(Dataset items)
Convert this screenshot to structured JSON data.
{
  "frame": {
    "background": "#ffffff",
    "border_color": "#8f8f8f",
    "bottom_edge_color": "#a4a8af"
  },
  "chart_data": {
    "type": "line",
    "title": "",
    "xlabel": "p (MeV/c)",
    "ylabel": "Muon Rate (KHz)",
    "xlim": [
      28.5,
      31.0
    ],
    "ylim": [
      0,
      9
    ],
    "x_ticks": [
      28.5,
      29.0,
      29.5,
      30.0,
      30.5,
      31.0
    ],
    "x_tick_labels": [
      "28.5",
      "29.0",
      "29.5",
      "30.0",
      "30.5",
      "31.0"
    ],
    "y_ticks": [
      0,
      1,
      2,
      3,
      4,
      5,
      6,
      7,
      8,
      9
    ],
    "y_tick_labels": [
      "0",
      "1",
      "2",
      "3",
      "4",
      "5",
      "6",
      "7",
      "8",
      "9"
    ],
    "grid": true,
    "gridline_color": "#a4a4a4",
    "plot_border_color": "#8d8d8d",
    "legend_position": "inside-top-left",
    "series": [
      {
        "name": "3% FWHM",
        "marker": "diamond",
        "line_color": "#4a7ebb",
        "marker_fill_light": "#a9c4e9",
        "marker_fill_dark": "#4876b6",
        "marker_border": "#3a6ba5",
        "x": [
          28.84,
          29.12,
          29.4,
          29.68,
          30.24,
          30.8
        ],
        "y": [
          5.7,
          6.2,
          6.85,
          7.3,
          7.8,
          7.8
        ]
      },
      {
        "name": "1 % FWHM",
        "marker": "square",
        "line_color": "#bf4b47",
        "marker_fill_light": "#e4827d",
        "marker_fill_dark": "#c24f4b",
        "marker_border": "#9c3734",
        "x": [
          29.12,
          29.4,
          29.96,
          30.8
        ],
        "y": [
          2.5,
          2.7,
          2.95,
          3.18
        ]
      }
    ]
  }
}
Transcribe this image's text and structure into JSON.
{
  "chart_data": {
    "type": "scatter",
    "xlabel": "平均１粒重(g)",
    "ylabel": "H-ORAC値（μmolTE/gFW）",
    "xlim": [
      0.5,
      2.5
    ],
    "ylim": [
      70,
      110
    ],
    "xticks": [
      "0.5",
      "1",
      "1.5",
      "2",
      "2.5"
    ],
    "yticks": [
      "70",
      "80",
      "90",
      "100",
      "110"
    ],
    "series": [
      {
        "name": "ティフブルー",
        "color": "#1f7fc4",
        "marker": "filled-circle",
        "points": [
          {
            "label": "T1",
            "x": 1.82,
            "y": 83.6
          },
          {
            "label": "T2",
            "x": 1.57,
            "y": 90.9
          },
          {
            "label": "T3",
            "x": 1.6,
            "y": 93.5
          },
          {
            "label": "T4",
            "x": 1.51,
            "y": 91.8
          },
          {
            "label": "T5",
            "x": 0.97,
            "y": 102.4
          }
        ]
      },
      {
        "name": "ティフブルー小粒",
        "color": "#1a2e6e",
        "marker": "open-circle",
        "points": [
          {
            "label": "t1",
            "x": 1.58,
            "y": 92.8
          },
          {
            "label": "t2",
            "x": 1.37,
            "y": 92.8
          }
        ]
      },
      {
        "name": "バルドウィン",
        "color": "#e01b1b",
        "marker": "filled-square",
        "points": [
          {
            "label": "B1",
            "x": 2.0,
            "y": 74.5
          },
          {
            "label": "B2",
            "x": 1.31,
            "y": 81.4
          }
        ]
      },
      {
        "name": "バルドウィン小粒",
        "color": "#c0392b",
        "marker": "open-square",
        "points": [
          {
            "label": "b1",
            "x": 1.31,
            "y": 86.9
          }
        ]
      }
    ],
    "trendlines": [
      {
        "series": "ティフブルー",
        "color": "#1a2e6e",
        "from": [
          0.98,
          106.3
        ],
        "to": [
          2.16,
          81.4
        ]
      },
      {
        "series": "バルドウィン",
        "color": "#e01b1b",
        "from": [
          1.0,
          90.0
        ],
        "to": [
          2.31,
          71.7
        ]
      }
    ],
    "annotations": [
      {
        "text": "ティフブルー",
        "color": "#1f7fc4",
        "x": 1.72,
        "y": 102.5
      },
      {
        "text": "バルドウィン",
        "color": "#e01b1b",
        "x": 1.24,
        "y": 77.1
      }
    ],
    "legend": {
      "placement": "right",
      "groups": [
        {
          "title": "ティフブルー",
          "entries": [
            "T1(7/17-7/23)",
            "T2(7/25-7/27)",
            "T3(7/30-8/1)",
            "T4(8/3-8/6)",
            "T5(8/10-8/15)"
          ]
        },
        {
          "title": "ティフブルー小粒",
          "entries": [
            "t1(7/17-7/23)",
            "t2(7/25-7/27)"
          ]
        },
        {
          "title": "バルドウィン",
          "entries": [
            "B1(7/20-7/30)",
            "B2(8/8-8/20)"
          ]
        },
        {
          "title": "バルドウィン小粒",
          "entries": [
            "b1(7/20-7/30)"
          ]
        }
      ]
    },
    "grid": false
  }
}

Exercise goal
Each line above that includes "ylabel" should be shown.

Solution for this task
    "ylabel": "Muon Rate (KHz)",
    "ylabel": "H-ORAC値（μmolTE/gFW）",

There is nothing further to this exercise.